Goal of the exercise | All the data must come back unchanged, except that pictures are left out.

Extracted entries |
%%
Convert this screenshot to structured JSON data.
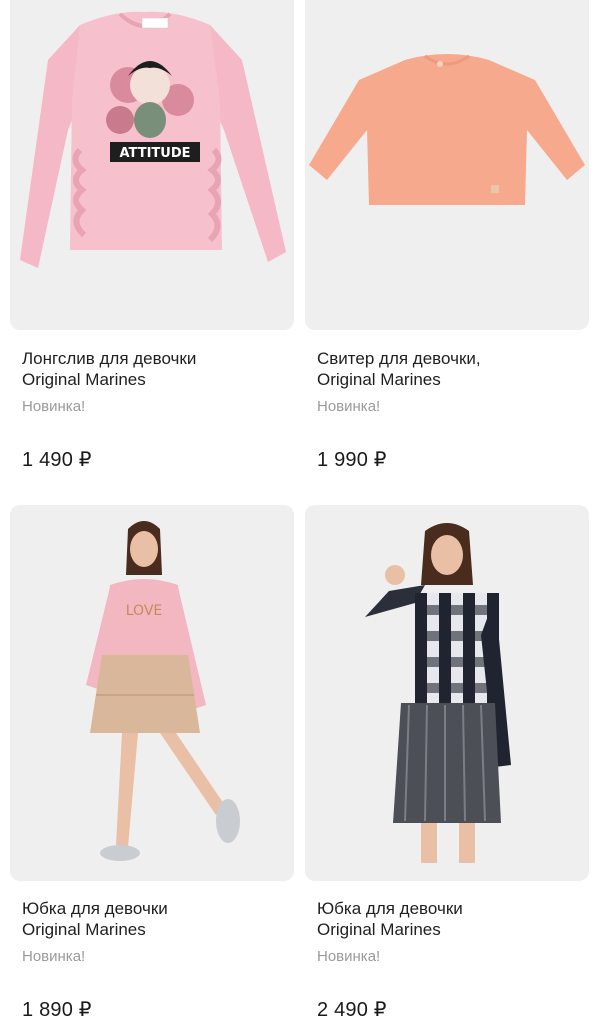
{
  "products": [
    {
      "title_line1": "Лонгслив для девочки",
      "title_line2": "Original Marines",
      "badge": "Новинка!",
      "price": "1 490 ₽",
      "print_text": "ATTITUDE"
    },
    {
      "title_line1": "Свитер для девочки,",
      "title_line2": "Original Marines",
      "badge": "Новинка!",
      "price": "1 990 ₽"
    },
    {
      "title_line1": "Юбка для девочки",
      "title_line2": "Original Marines",
      "badge": "Новинка!",
      "price": "1 890 ₽",
      "print_text": "LOVE"
    },
    {
      "title_line1": "Юбка для девочки",
      "title_line2": "Original Marines",
      "badge": "Новинка!",
      "price": "2 490 ₽"
    }
  ]
}
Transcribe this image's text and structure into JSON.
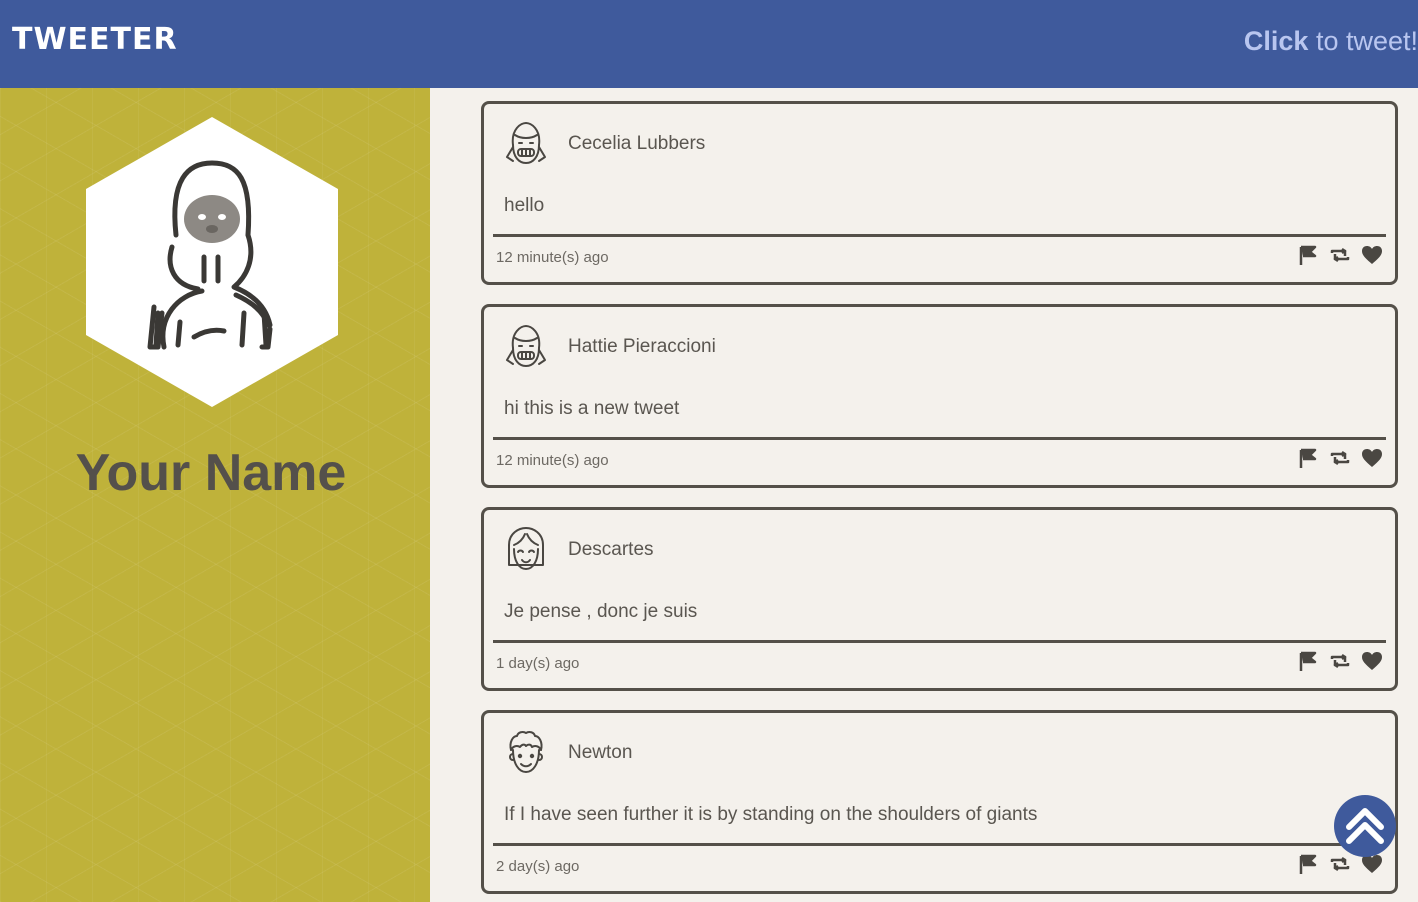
{
  "nav": {
    "brand": "TWEETER",
    "compose_emphasis": "Click",
    "compose_rest": " to tweet!"
  },
  "profile": {
    "name": "Your Name",
    "avatar_icon": "girl-portrait-icon"
  },
  "tweets": [
    {
      "author": "Cecelia Lubbers",
      "avatar_icon": "pigtail-girl-avatar-icon",
      "text": "hello",
      "time": "12 minute(s) ago"
    },
    {
      "author": "Hattie Pieraccioni",
      "avatar_icon": "pigtail-girl-avatar-icon",
      "text": "hi this is a new tweet",
      "time": "12 minute(s) ago"
    },
    {
      "author": "Descartes",
      "avatar_icon": "bob-hair-avatar-icon",
      "text": "Je pense , donc je suis",
      "time": "1 day(s) ago"
    },
    {
      "author": "Newton",
      "avatar_icon": "curly-hair-avatar-icon",
      "text": "If I have seen further it is by standing on the shoulders of giants",
      "time": "2 day(s) ago"
    }
  ],
  "actions": [
    "flag-icon",
    "retweet-icon",
    "heart-icon"
  ],
  "colors": {
    "nav": "#3f5a9c",
    "sidebar": "#bfb23a",
    "border": "#545049",
    "background": "#f4f1ec"
  }
}
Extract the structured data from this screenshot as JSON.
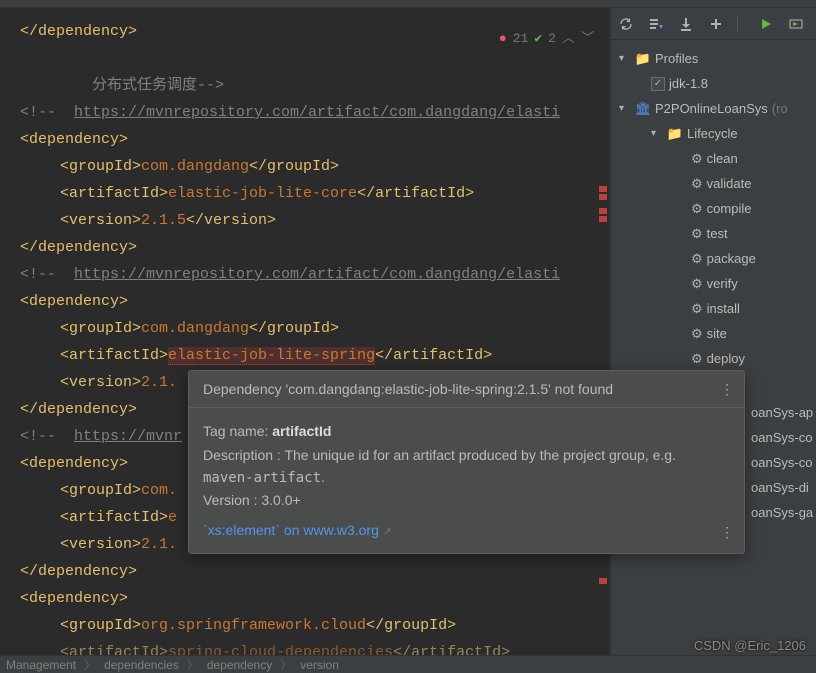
{
  "status": {
    "errors": "21",
    "warnings": "2"
  },
  "code": {
    "close_dep": "</dependency>",
    "comment_chinese": "        分布式任务调度-->",
    "comment1_prefix": "<!--  ",
    "comment1_url": "https://mvnrepository.com/artifact/com.dangdang/elasti",
    "open_dep": "<dependency>",
    "groupId_open": "<groupId>",
    "groupId_close": "</groupId>",
    "groupId_val1": "com.dangdang",
    "artifactId_open": "<artifactId>",
    "artifactId_close": "</artifactId>",
    "artifactId_val1": "elastic-job-lite-core",
    "version_open": "<version>",
    "version_close": "</version>",
    "version_val1": "2.1.5",
    "comment2_url": "https://mvnrepository.com/artifact/com.dangdang/elasti",
    "artifactId_val2": "elastic-job-lite-spring",
    "version_val2_partial": "2.1.",
    "comment3_url": "https://mvnr",
    "groupId_val3_partial": "com.",
    "artifactId_val3_partial": "e",
    "version_val3_partial": "2.1.",
    "groupId_val4": "org.springframework.cloud",
    "artifactId_val4": "spring-cloud-dependencies"
  },
  "tooltip": {
    "error": "Dependency 'com.dangdang:elastic-job-lite-spring:2.1.5' not found",
    "tagname_label": "Tag name: ",
    "tagname": "artifactId",
    "desc_label": "Description : ",
    "desc": "The unique id for an artifact produced by the project group, e.g. ",
    "desc_code": "maven-artifact",
    "desc_end": ".",
    "version_label": "Version : ",
    "version": "3.0.0+",
    "link_code": "`xs:element`",
    "link_rest": " on www.w3.org"
  },
  "tree": {
    "profiles": "Profiles",
    "jdk": "jdk-1.8",
    "project": "P2POnlineLoanSys",
    "project_suffix": "(ro",
    "lifecycle": "Lifecycle",
    "phases": [
      "clean",
      "validate",
      "compile",
      "test",
      "package",
      "verify",
      "install",
      "site",
      "deploy"
    ],
    "modules": [
      "oanSys-ap",
      "oanSys-co",
      "oanSys-co",
      "oanSys-di",
      "oanSys-ga"
    ]
  },
  "breadcrumb": {
    "b1": "Management",
    "b2": "dependencies",
    "b3": "dependency",
    "b4": "version"
  },
  "watermark": "CSDN @Eric_1206"
}
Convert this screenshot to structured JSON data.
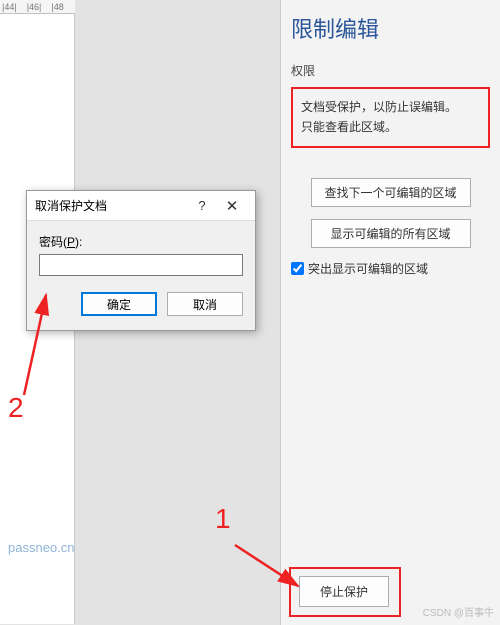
{
  "ruler": {
    "marks": [
      "|44|",
      "|46|",
      "|48"
    ]
  },
  "panel": {
    "title": "限制编辑",
    "subheading": "权限",
    "info_line1": "文档受保护，以防止误编辑。",
    "info_line2": "只能查看此区域。",
    "btn_find": "查找下一个可编辑的区域",
    "btn_show": "显示可编辑的所有区域",
    "chk_highlight": "突出显示可编辑的区域",
    "btn_stop": "停止保护"
  },
  "dialog": {
    "title": "取消保护文档",
    "password_label_pre": "密码(",
    "password_label_u": "P",
    "password_label_post": "):",
    "value": "",
    "ok": "确定",
    "cancel": "取消",
    "help": "?",
    "close": "✕"
  },
  "annotations": {
    "a1": "1",
    "a2": "2"
  },
  "watermark": "passneo.cn",
  "csdn": "CSDN @百事牛"
}
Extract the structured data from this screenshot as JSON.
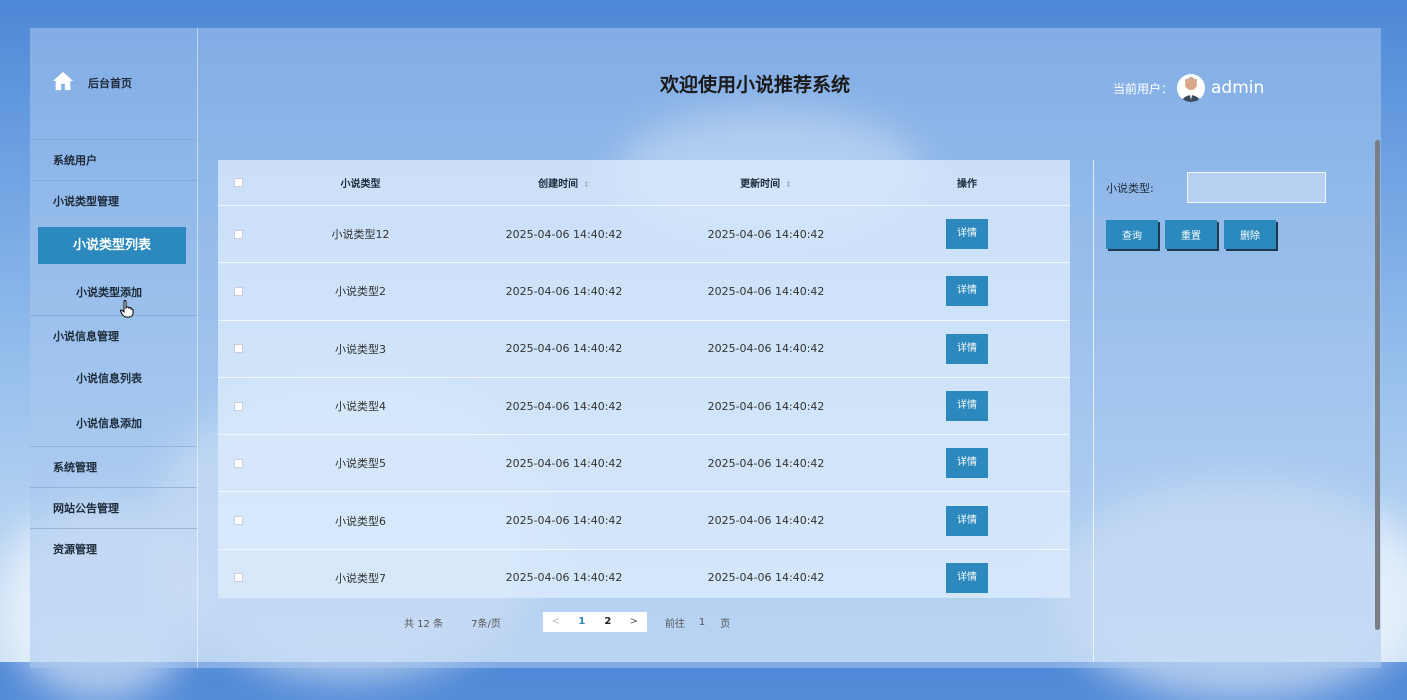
{
  "header": {
    "title": "欢迎使用小说推荐系统",
    "user_label": "当前用户：",
    "username": "admin"
  },
  "sidebar": {
    "home_label": "后台首页",
    "items": [
      {
        "label": "系统用户",
        "level": 1
      },
      {
        "label": "小说类型管理",
        "level": 1
      },
      {
        "label": "小说类型列表",
        "level": 2,
        "active": true
      },
      {
        "label": "小说类型添加",
        "level": 2
      },
      {
        "label": "小说信息管理",
        "level": 1
      },
      {
        "label": "小说信息列表",
        "level": 2
      },
      {
        "label": "小说信息添加",
        "level": 2
      },
      {
        "label": "系统管理",
        "level": 1
      },
      {
        "label": "网站公告管理",
        "level": 1
      },
      {
        "label": "资源管理",
        "level": 1
      }
    ]
  },
  "table": {
    "columns": [
      "小说类型",
      "创建时间",
      "更新时间",
      "操作"
    ],
    "rows": [
      {
        "type": "小说类型12",
        "created": "2025-04-06 14:40:42",
        "updated": "2025-04-06 14:40:42",
        "action": "详情"
      },
      {
        "type": "小说类型2",
        "created": "2025-04-06 14:40:42",
        "updated": "2025-04-06 14:40:42",
        "action": "详情"
      },
      {
        "type": "小说类型3",
        "created": "2025-04-06 14:40:42",
        "updated": "2025-04-06 14:40:42",
        "action": "详情"
      },
      {
        "type": "小说类型4",
        "created": "2025-04-06 14:40:42",
        "updated": "2025-04-06 14:40:42",
        "action": "详情"
      },
      {
        "type": "小说类型5",
        "created": "2025-04-06 14:40:42",
        "updated": "2025-04-06 14:40:42",
        "action": "详情"
      },
      {
        "type": "小说类型6",
        "created": "2025-04-06 14:40:42",
        "updated": "2025-04-06 14:40:42",
        "action": "详情"
      },
      {
        "type": "小说类型7",
        "created": "2025-04-06 14:40:42",
        "updated": "2025-04-06 14:40:42",
        "action": "详情"
      }
    ]
  },
  "pagination": {
    "total": "共 12 条",
    "per_page": "7条/页",
    "prev": "<",
    "pages": [
      "1",
      "2"
    ],
    "current": "1",
    "next": ">",
    "goto_label": "前往",
    "goto_value": "1",
    "page_unit": "页"
  },
  "filter": {
    "label": "小说类型:",
    "value": "",
    "query": "查询",
    "reset": "重置",
    "delete": "删除"
  },
  "colors": {
    "accent": "#2b89bd"
  }
}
%%
Solution to this task |
Convert this screenshot to structured JSON data.
{
  "products": [
    {
      "title_line1": "Лонгслив для девочки",
      "title_line2": "Original Marines",
      "badge": "Новинка!",
      "price": "1 490 ₽",
      "print_text": "ATTITUDE"
    },
    {
      "title_line1": "Свитер для девочки,",
      "title_line2": "Original Marines",
      "badge": "Новинка!",
      "price": "1 990 ₽"
    },
    {
      "title_line1": "Юбка для девочки",
      "title_line2": "Original Marines",
      "badge": "Новинка!",
      "price": "1 890 ₽",
      "print_text": "LOVE"
    },
    {
      "title_line1": "Юбка для девочки",
      "title_line2": "Original Marines",
      "badge": "Новинка!",
      "price": "2 490 ₽"
    }
  ]
}
Transcribe this image's text and structure into JSON.
{
  "nav": {
    "brand": "TWEETER",
    "compose_emphasis": "Click",
    "compose_rest": " to tweet!"
  },
  "profile": {
    "name": "Your Name",
    "avatar_icon": "girl-portrait-icon"
  },
  "tweets": [
    {
      "author": "Cecelia Lubbers",
      "avatar_icon": "pigtail-girl-avatar-icon",
      "text": "hello",
      "time": "12 minute(s) ago"
    },
    {
      "author": "Hattie Pieraccioni",
      "avatar_icon": "pigtail-girl-avatar-icon",
      "text": "hi this is a new tweet",
      "time": "12 minute(s) ago"
    },
    {
      "author": "Descartes",
      "avatar_icon": "bob-hair-avatar-icon",
      "text": "Je pense , donc je suis",
      "time": "1 day(s) ago"
    },
    {
      "author": "Newton",
      "avatar_icon": "curly-hair-avatar-icon",
      "text": "If I have seen further it is by standing on the shoulders of giants",
      "time": "2 day(s) ago"
    }
  ],
  "actions": [
    "flag-icon",
    "retweet-icon",
    "heart-icon"
  ],
  "colors": {
    "nav": "#3f5a9c",
    "sidebar": "#bfb23a",
    "border": "#545049",
    "background": "#f4f1ec"
  }
}
Extract the structured data from this screenshot as JSON.
{
  "status": {
    "errors": "21",
    "warnings": "2"
  },
  "code": {
    "close_dep": "</dependency>",
    "comment_chinese": "        分布式任务调度-->",
    "comment1_prefix": "<!--  ",
    "comment1_url": "https://mvnrepository.com/artifact/com.dangdang/elasti",
    "open_dep": "<dependency>",
    "groupId_open": "<groupId>",
    "groupId_close": "</groupId>",
    "groupId_val1": "com.dangdang",
    "artifactId_open": "<artifactId>",
    "artifactId_close": "</artifactId>",
    "artifactId_val1": "elastic-job-lite-core",
    "version_open": "<version>",
    "version_close": "</version>",
    "version_val1": "2.1.5",
    "comment2_url": "https://mvnrepository.com/artifact/com.dangdang/elasti",
    "artifactId_val2": "elastic-job-lite-spring",
    "version_val2_partial": "2.1.",
    "comment3_url": "https://mvnr",
    "groupId_val3_partial": "com.",
    "artifactId_val3_partial": "e",
    "version_val3_partial": "2.1.",
    "groupId_val4": "org.springframework.cloud",
    "artifactId_val4": "spring-cloud-dependencies"
  },
  "tooltip": {
    "error": "Dependency 'com.dangdang:elastic-job-lite-spring:2.1.5' not found",
    "tagname_label": "Tag name: ",
    "tagname": "artifactId",
    "desc_label": "Description : ",
    "desc": "The unique id for an artifact produced by the project group, e.g. ",
    "desc_code": "maven-artifact",
    "desc_end": ".",
    "version_label": "Version : ",
    "version": "3.0.0+",
    "link_code": "`xs:element`",
    "link_rest": " on www.w3.org"
  },
  "tree": {
    "profiles": "Profiles",
    "jdk": "jdk-1.8",
    "project": "P2POnlineLoanSys",
    "project_suffix": "(ro",
    "lifecycle": "Lifecycle",
    "phases": [
      "clean",
      "validate",
      "compile",
      "test",
      "package",
      "verify",
      "install",
      "site",
      "deploy"
    ],
    "modules": [
      "oanSys-ap",
      "oanSys-co",
      "oanSys-co",
      "oanSys-di",
      "oanSys-ga"
    ]
  },
  "breadcrumb": {
    "b1": "Management",
    "b2": "dependencies",
    "b3": "dependency",
    "b4": "version"
  },
  "watermark": "CSDN @Eric_1206"
}
Convert this screenshot to structured JSON data.
{
  "ruler": {
    "marks": [
      "|44|",
      "|46|",
      "|48"
    ]
  },
  "panel": {
    "title": "限制编辑",
    "subheading": "权限",
    "info_line1": "文档受保护，以防止误编辑。",
    "info_line2": "只能查看此区域。",
    "btn_find": "查找下一个可编辑的区域",
    "btn_show": "显示可编辑的所有区域",
    "chk_highlight": "突出显示可编辑的区域",
    "btn_stop": "停止保护"
  },
  "dialog": {
    "title": "取消保护文档",
    "password_label_pre": "密码(",
    "password_label_u": "P",
    "password_label_post": "):",
    "value": "",
    "ok": "确定",
    "cancel": "取消",
    "help": "?",
    "close": "✕"
  },
  "annotations": {
    "a1": "1",
    "a2": "2"
  },
  "watermark": "passneo.cn",
  "csdn": "CSDN @百事牛"
}
Extract the structured data from this screenshot as JSON.
{
  "header": {
    "title": "欢迎使用小说推荐系统",
    "user_label": "当前用户：",
    "username": "admin"
  },
  "sidebar": {
    "home_label": "后台首页",
    "items": [
      {
        "label": "系统用户",
        "level": 1
      },
      {
        "label": "小说类型管理",
        "level": 1
      },
      {
        "label": "小说类型列表",
        "level": 2,
        "active": true
      },
      {
        "label": "小说类型添加",
        "level": 2
      },
      {
        "label": "小说信息管理",
        "level": 1
      },
      {
        "label": "小说信息列表",
        "level": 2
      },
      {
        "label": "小说信息添加",
        "level": 2
      },
      {
        "label": "系统管理",
        "level": 1
      },
      {
        "label": "网站公告管理",
        "level": 1
      },
      {
        "label": "资源管理",
        "level": 1
      }
    ]
  },
  "table": {
    "columns": [
      "小说类型",
      "创建时间",
      "更新时间",
      "操作"
    ],
    "rows": [
      {
        "type": "小说类型12",
        "created": "2025-04-06 14:40:42",
        "updated": "2025-04-06 14:40:42",
        "action": "详情"
      },
      {
        "type": "小说类型2",
        "created": "2025-04-06 14:40:42",
        "updated": "2025-04-06 14:40:42",
        "action": "详情"
      },
      {
        "type": "小说类型3",
        "created": "2025-04-06 14:40:42",
        "updated": "2025-04-06 14:40:42",
        "action": "详情"
      },
      {
        "type": "小说类型4",
        "created": "2025-04-06 14:40:42",
        "updated": "2025-04-06 14:40:42",
        "action": "详情"
      },
      {
        "type": "小说类型5",
        "created": "2025-04-06 14:40:42",
        "updated": "2025-04-06 14:40:42",
        "action": "详情"
      },
      {
        "type": "小说类型6",
        "created": "2025-04-06 14:40:42",
        "updated": "2025-04-06 14:40:42",
        "action": "详情"
      },
      {
        "type": "小说类型7",
        "created": "2025-04-06 14:40:42",
        "updated": "2025-04-06 14:40:42",
        "action": "详情"
      }
    ]
  },
  "pagination": {
    "total": "共 12 条",
    "per_page": "7条/页",
    "prev": "<",
    "pages": [
      "1",
      "2"
    ],
    "current": "1",
    "next": ">",
    "goto_label": "前往",
    "goto_value": "1",
    "page_unit": "页"
  },
  "filter": {
    "label": "小说类型:",
    "value": "",
    "query": "查询",
    "reset": "重置",
    "delete": "删除"
  },
  "colors": {
    "accent": "#2b89bd"
  }
}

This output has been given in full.